= Your goal =
Report every line from the material that contains the word "closed".

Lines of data
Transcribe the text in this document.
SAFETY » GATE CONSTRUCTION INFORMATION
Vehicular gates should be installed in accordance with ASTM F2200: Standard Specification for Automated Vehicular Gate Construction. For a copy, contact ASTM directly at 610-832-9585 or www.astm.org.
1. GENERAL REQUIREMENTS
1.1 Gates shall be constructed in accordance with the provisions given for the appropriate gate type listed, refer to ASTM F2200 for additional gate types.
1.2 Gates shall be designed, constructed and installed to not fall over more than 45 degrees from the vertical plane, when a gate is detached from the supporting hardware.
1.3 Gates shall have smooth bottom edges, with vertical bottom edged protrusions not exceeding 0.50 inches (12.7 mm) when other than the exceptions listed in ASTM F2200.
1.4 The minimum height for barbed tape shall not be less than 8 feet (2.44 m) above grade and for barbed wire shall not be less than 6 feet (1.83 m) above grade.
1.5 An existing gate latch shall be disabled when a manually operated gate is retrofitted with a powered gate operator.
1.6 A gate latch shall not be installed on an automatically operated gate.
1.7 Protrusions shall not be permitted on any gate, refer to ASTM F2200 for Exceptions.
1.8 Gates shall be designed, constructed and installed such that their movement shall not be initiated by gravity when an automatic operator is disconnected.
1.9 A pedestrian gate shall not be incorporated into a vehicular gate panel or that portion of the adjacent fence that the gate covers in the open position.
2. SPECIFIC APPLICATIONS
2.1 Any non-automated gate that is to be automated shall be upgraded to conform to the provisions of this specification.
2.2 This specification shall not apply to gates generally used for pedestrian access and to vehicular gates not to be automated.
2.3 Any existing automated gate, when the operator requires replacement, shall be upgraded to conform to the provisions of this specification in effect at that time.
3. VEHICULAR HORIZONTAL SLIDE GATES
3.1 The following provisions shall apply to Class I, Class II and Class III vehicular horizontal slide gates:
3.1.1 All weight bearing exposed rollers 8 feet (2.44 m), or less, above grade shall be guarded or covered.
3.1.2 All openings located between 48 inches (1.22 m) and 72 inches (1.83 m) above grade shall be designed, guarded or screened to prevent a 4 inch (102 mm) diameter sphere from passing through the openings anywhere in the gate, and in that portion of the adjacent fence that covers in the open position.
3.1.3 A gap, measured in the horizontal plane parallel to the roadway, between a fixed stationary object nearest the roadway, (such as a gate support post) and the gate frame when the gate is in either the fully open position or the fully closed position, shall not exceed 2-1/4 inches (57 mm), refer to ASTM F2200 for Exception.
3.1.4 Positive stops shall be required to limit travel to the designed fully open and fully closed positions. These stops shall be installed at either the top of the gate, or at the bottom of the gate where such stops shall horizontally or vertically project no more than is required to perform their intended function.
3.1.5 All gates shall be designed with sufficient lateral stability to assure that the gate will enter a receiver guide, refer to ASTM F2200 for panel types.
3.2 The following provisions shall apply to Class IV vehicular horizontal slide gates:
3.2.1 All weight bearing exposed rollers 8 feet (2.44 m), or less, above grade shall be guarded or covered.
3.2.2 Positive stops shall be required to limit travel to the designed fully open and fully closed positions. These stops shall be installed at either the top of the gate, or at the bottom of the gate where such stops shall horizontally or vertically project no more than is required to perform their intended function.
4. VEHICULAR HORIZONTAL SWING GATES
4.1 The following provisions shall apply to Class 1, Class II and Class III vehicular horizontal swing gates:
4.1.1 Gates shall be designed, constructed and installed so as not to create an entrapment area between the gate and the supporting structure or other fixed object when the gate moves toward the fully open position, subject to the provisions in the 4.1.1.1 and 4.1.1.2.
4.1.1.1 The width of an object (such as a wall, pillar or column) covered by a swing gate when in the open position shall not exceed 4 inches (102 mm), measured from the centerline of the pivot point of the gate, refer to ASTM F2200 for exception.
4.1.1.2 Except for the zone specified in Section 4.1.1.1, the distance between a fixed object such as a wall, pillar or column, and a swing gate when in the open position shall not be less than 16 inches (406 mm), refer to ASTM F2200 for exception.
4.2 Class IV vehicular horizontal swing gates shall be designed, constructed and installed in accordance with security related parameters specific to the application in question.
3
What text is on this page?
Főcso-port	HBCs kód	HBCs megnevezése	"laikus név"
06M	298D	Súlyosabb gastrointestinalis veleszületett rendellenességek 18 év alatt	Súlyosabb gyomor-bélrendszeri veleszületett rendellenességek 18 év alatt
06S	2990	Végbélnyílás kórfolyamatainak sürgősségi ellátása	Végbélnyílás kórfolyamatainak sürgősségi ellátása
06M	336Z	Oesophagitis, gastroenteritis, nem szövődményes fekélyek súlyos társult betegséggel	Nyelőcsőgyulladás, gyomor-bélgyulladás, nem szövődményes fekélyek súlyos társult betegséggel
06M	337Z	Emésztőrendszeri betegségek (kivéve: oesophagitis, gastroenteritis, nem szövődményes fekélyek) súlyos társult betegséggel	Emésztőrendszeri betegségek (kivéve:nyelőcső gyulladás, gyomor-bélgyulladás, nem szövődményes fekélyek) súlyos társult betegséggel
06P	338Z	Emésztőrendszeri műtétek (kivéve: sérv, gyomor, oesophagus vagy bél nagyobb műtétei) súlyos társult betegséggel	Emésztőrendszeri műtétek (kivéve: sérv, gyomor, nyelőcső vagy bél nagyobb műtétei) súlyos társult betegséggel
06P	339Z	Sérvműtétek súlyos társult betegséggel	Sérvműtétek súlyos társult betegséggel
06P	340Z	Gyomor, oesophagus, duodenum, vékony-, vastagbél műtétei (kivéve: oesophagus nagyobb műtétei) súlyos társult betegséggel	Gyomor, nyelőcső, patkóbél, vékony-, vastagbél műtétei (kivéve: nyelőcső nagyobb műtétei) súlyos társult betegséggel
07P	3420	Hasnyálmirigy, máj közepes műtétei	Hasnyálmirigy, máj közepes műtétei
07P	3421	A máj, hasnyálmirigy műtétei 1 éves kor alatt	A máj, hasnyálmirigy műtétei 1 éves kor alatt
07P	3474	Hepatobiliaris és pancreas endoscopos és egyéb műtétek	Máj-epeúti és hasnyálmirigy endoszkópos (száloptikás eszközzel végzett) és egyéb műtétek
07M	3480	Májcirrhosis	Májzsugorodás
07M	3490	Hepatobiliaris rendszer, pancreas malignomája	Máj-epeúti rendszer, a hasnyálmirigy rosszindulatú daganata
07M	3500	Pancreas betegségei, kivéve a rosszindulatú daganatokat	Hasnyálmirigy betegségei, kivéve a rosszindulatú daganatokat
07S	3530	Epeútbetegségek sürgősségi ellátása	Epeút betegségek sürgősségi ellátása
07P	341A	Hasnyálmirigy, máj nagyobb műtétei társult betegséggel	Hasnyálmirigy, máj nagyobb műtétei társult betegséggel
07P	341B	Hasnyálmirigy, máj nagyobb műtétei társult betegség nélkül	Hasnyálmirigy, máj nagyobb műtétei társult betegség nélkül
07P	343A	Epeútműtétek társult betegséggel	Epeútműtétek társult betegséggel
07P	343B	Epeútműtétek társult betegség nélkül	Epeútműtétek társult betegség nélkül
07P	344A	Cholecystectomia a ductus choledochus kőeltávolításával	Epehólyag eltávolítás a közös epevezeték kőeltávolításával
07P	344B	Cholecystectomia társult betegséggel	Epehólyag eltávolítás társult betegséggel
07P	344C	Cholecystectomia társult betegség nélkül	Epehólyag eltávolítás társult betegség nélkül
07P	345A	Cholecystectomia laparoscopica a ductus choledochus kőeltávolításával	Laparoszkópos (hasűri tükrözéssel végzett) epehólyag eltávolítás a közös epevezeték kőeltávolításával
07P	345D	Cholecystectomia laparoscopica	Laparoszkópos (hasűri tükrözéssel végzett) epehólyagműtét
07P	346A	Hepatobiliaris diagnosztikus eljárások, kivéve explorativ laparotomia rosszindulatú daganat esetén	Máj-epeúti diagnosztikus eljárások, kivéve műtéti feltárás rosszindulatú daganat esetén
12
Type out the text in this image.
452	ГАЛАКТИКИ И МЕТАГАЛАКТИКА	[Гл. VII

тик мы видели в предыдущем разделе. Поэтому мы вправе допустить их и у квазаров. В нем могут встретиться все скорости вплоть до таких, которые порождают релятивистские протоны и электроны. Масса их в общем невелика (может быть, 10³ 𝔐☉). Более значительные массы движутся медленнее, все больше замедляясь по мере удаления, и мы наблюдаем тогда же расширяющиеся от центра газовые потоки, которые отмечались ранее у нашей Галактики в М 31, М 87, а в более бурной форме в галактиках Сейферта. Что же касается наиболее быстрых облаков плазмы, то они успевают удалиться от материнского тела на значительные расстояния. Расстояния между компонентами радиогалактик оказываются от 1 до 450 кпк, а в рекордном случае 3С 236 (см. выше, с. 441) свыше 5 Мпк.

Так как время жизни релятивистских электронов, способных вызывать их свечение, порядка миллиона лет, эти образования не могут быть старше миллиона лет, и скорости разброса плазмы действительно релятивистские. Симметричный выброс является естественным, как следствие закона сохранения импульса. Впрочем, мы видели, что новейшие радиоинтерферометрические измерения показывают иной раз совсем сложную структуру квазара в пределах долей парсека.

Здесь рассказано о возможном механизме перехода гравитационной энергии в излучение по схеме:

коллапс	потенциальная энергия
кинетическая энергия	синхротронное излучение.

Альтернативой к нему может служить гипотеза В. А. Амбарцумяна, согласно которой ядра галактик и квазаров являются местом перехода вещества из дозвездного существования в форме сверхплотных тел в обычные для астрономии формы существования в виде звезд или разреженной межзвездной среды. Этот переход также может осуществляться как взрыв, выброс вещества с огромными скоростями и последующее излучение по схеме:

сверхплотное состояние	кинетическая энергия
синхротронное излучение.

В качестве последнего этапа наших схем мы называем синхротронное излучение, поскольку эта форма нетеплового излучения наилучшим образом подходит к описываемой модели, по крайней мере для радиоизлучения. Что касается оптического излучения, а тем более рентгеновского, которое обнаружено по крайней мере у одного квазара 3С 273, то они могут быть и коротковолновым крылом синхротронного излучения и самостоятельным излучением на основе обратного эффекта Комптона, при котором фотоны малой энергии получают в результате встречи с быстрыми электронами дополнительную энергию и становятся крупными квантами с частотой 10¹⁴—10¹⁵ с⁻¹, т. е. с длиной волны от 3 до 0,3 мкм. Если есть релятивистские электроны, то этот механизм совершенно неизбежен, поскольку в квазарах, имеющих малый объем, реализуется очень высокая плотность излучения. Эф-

= Task result =
3.1.3 A gap, measured in the horizontal plane parallel to the roadway, between a fixed stationary object nearest the roadway, (such as a gate support post) and the gate frame when the gate is in either the fully open position or the fully closed position, shall not exceed 2-1/4 inches (57 mm), refer to ASTM F2200 for Exception.
3.1.4 Positive stops shall be required to limit travel to the designed fully open and fully closed positions. These stops shall be installed at either the top of the gate, or at the bottom of the gate where such stops shall horizontally or vertically project no more than is required to perform their intended function.
3.2.2 Positive stops shall be required to limit travel to the designed fully open and fully closed positions. These stops shall be installed at either the top of the gate, or at the bottom of the gate where such stops shall horizontally or vertically project no more than is required to perform their intended function.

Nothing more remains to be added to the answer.